◆ Passage shown ◆
^^^^^^^^
Probation Violation Attorney in Warren County, NJ

New Jersey's criminal justice system would grind to a halt without probation. The state simply couldn't afford to incarcerate every person who broke the law. Plus, the fact is that while everyone who breaks the law deserves to be punished, not every violation warrants jail time. Probation offers a useful compromise.

Those on probation benefit from it as well. Probation offers a way to pay your debt to society without actually having to spend time in jail. However, if you're one of the thousands of people serving probation in New Jersey, you need to know that probation is a criminal sentence. Your record will reflect that you were convicted of a crime. And you do have to fulfill some important obligations. At a minimum, you're required to meet regularly with your probation officer. There may be restrictions on where you can go and who you can associate with. Should you commit any additional crimes, your probation will be revoked, and you'll almost certainly wind up in jail.

Of course, we all make mistakes from time to time. It was a mistake that put you on probation in the first place, and despite your best efforts, maybe you've made another one and violated the conditions of your probation. Or, perhaps this time, you're entirely innocent, and you've been accused of violating probation when, in fact, you've done nothing wrong. Misunderstandings happen. False accusations sometimes happen as well. Whatever your specific situation, if you're facing a probation violation charge, you must take it seriously. If you're convicted this time, you'll almost certainly do time in jail or prison.
^^^^^^^^
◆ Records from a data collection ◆
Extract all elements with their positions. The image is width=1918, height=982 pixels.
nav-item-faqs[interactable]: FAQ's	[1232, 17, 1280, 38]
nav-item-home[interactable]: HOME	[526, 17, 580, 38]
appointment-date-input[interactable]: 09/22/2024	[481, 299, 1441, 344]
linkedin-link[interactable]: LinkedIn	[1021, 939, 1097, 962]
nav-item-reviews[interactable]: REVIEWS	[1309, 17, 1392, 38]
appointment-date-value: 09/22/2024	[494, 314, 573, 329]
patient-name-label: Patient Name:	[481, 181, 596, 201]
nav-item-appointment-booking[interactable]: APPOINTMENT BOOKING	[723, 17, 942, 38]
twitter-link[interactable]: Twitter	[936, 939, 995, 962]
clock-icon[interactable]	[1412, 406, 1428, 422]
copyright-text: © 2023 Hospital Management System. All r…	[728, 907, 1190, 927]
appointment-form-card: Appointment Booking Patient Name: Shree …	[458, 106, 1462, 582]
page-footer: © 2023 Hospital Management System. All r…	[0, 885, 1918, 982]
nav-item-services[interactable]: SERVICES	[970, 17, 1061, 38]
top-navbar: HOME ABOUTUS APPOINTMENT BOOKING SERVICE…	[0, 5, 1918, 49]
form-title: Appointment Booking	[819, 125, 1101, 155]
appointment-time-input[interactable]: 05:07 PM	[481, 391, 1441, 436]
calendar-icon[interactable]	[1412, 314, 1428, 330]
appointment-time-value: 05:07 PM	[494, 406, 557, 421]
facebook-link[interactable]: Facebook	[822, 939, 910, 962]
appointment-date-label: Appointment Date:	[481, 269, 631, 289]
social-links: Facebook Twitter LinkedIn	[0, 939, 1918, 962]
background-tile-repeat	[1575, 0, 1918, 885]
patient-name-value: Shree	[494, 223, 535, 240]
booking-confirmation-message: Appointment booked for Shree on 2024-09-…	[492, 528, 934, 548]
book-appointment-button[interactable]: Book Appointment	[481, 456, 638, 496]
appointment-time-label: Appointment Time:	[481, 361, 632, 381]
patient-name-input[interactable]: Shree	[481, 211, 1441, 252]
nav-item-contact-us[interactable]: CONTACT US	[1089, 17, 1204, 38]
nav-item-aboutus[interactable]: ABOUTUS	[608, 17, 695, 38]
^^^^^^^^
List every obligation or restriction that the probation passage says a person serving probation may have to follow. The rows have no connection to the probation passage.

◆ Response for this exercise ◆
- Meeting regularly with a probation officer
- Restrictions on where the person can go
- Restrictions on who the person can associate with